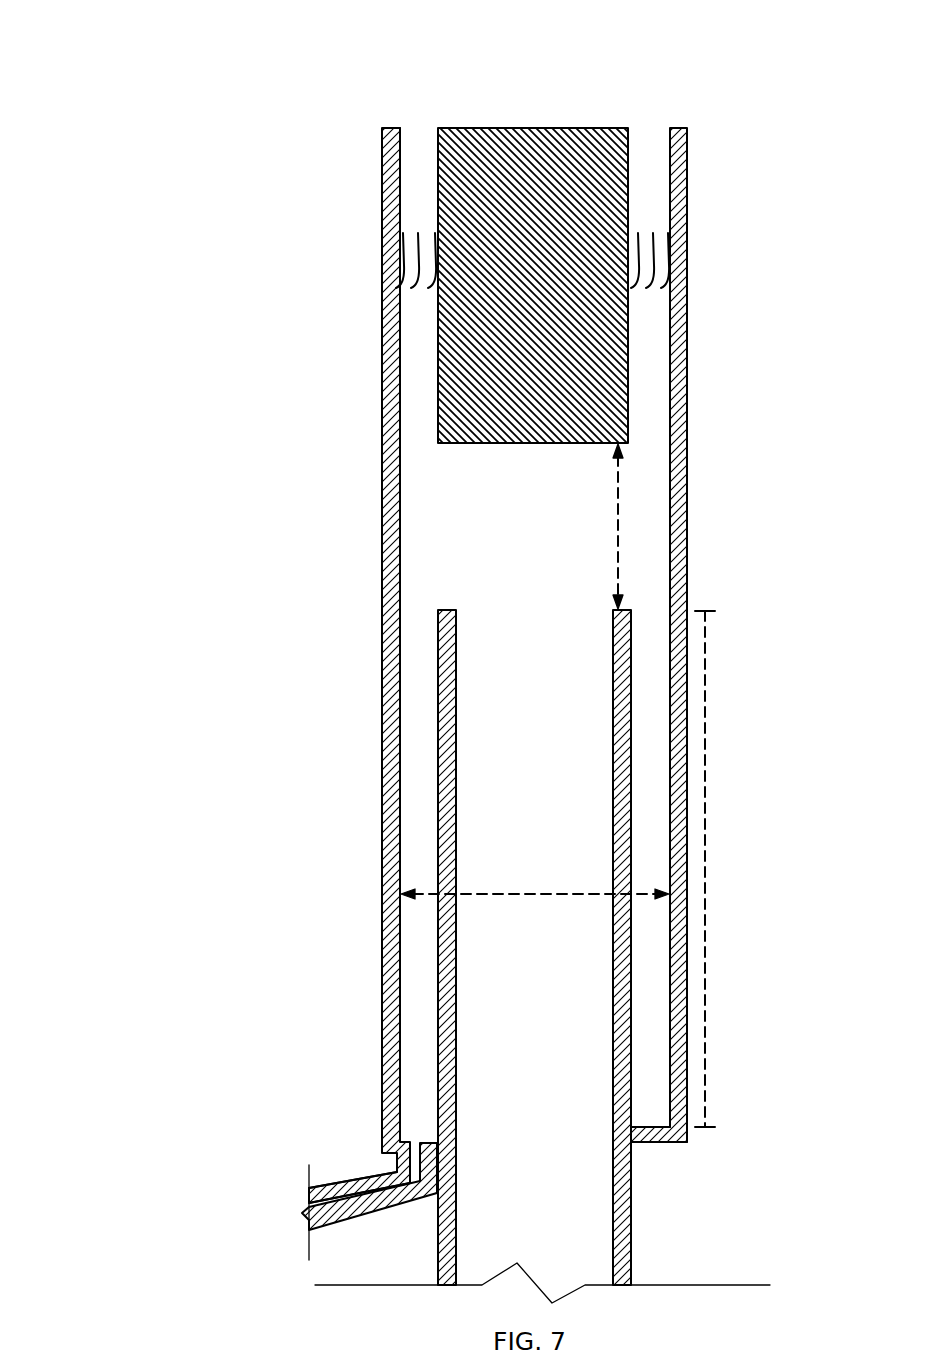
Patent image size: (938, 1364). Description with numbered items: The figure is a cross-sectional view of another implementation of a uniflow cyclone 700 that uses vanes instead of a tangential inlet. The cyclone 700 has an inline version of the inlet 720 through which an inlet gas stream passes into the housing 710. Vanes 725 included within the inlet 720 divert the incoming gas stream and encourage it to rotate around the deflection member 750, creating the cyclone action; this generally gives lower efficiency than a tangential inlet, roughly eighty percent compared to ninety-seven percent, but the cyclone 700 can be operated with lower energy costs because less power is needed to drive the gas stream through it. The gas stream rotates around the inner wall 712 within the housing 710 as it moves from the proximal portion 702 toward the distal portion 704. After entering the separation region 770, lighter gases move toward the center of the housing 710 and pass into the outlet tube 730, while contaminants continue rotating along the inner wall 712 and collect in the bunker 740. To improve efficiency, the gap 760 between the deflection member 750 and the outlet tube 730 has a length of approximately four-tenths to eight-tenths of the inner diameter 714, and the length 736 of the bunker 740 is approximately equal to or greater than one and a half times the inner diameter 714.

The cyclone 700 is at (92, 57).
The proximal portion 702 is at (747, 110).
The distal portion 704 is at (712, 1155).
The housing 710 is at (382, 518).
The inner wall 712 is at (392, 215).
The inner diameter 714 is at (560, 893).
The inlet 720 is at (420, 118).
The vanes 725 is at (413, 262).
The outlet tube 730 is at (613, 720).
The length 736 is at (705, 835).
The bunker 740 is at (418, 1083).
The deflection member 750 is at (628, 197).
The gap 760 is at (618, 545).
The separation region 770 is at (418, 340).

----

**To be done**
Render the data from its start through the line containing "The inner diameter 714 is at (560, 893)." as a two-column CSV with the header input,output. Each text goes in input and its answer in output, one row per pair, with both fields quoted, line breaks replaced by spaces, and pictures left out.

**Full answer**
input,output
"Patent image size: (938, 1364). Description with numbered items: The figure is a cross-sectional view of another implementation of a uniflow cyclone 700 that uses vanes instead of a tangential inlet. The cyclone 700 has an inline version of the inlet 720 through which an inlet gas stream passes into the housing 710. Vanes 725 included within the inlet 720 divert the incoming gas stream and encourage it to rotate around the deflection member 750, creating the cyclone action; this generally gives lower efficiency than a tangential inlet, roughly eighty percent compared to ninety-seven percent, but the cyclone 700 can be operated with lower energy costs because less power is needed to drive the gas stream through it. The gas stream rotates around the inner wall 712 within the housing 710 as it moves from the proximal portion 702 toward the distal portion 704. After entering the separation region 770, lighter gases move toward the center of the housing 710 and pass into the outlet tube 730, while contaminants continue rotating along the inner wall 712 and collect in the bunker 740. To improve efficiency, the gap 760 between the deflection member 750 and the outlet tube 730 has a length of approximately four-tenths to eight-tenths of the inner diameter 714, and the length 736 of the bunker 740 is approximately equal to or greater than one and a half times the inner diameter 714.","The cyclone 700 is at (92, 57). The proximal portion 702 is at (747, 110). The distal portion 704 is at (712, 1155). The housing 710 is at (382, 518). The inner wall 712 is at (392, 215). The inner diameter 714 is at (560, 893)."